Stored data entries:
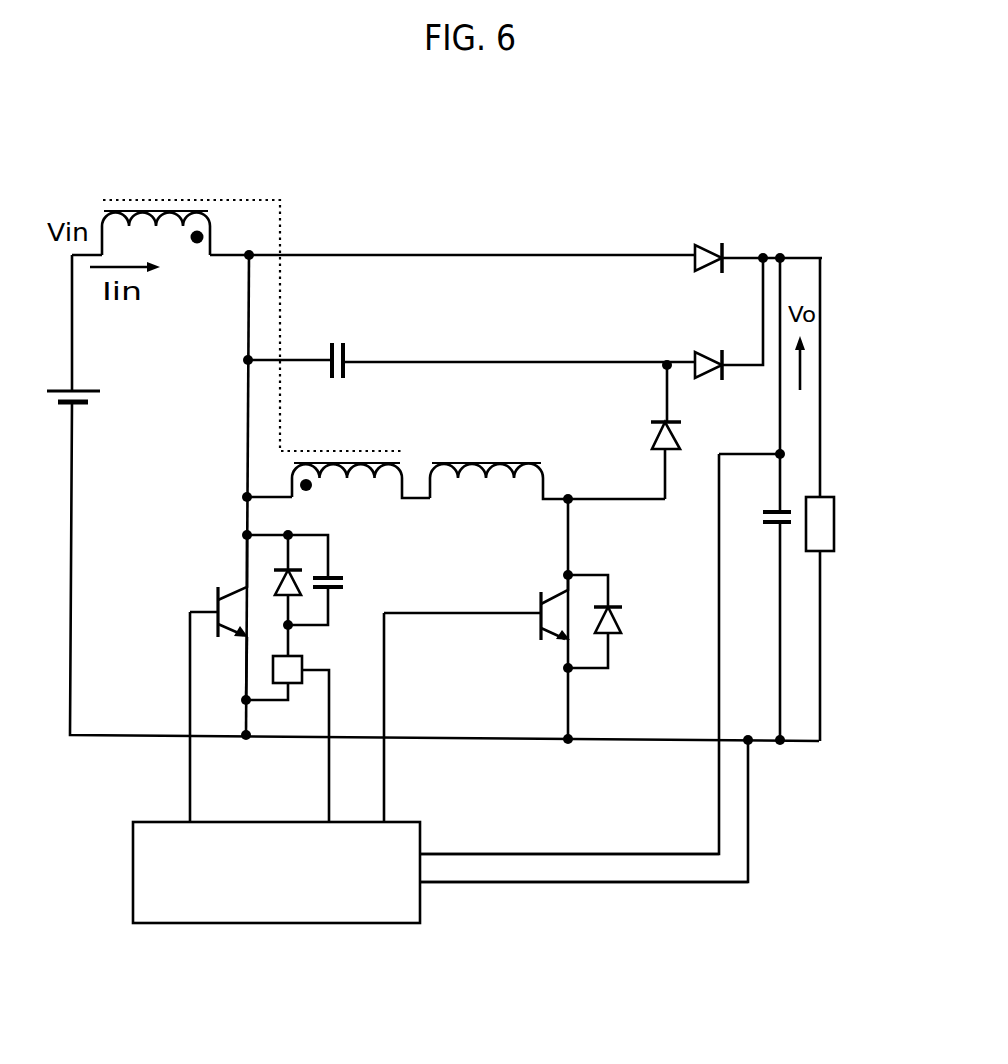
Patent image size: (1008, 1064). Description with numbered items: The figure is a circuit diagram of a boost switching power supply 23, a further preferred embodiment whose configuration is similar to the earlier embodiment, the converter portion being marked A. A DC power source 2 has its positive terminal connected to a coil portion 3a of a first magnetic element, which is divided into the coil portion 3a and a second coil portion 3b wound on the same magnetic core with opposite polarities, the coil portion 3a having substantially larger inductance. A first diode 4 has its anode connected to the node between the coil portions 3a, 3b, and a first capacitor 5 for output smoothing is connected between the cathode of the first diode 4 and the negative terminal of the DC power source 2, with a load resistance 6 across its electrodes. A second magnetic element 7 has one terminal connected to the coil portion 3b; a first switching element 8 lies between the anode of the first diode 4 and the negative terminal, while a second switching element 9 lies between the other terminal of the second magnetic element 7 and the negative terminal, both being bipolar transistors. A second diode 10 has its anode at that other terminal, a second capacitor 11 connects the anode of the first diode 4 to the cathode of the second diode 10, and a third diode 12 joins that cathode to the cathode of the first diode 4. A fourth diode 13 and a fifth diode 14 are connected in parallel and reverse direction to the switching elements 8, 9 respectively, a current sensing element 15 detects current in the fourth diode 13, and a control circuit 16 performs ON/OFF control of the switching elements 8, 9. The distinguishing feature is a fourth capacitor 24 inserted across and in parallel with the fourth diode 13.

The DC power source 2 is at (86, 391).
The coil portion 3a is at (163, 200).
The second coil portion 3b is at (333, 451).
The first diode 4 is at (712, 245).
The first capacitor 5 is at (772, 524).
The load resistance 6 is at (833, 521).
The second magnetic element 7 is at (470, 465).
The first switching element 8 is at (218, 598).
The second switching element 9 is at (541, 603).
The second diode 10 is at (672, 440).
The second capacitor 11 is at (346, 351).
The third diode 12 is at (700, 355).
The fourth diode 13 is at (292, 573).
The fifth diode 14 is at (613, 607).
The current sensing element 15 is at (303, 658).
The control circuit 16 is at (405, 822).
The boost switching power supply 23 is at (573, 900).
The fourth capacitor 24 is at (343, 578).
The converter circuit A is at (349, 250).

▶ [Problem to work on]:
Gather every line of the listing that contains the string "converter", matching case exactly.

▶ [Right answer]:
Patent image size: (1008, 1064). Description with numbered items: The figure is a circuit diagram of a boost switching power supply 23, a further preferred embodiment whose configuration is similar to the earlier embodiment, the converter portion being marked A. A DC power source 2 has its positive terminal connected to a coil portion 3a of a first magnetic element, which is divided into the coil portion 3a and a second coil portion 3b wound on the same magnetic core with opposite polarities, the coil portion 3a having substantially larger inductance. A first diode 4 has its anode connected to the node between the coil portions 3a, 3b, and a first capacitor 5 for output smoothing is connected between the cathode of the first diode 4 and the negative terminal of the DC power source 2, with a load resistance 6 across its electrodes. A second magnetic element 7 has one terminal connected to the coil portion 3b; a first switching element 8 lies between the anode of the first diode 4 and the negative terminal, while a second switching element 9 lies between the other terminal of the second magnetic element 7 and the negative terminal, both being bipolar transistors. A second diode 10 has its anode at that other terminal, a second capacitor 11 connects the anode of the first diode 4 to the cathode of the second diode 10, and a third diode 12 joins that cathode to the cathode of the first diode 4. A fourth diode 13 and a fifth diode 14 are connected in parallel and reverse direction to the switching elements 8, 9 respectively, a current sensing element 15 detects current in the fourth diode 13, and a control circuit 16 performs ON/OFF control of the switching elements 8, 9. The distinguishing feature is a fourth capacitor 24 inserted across and in parallel with the fourth diode 13.
The converter circuit A is at (349, 250).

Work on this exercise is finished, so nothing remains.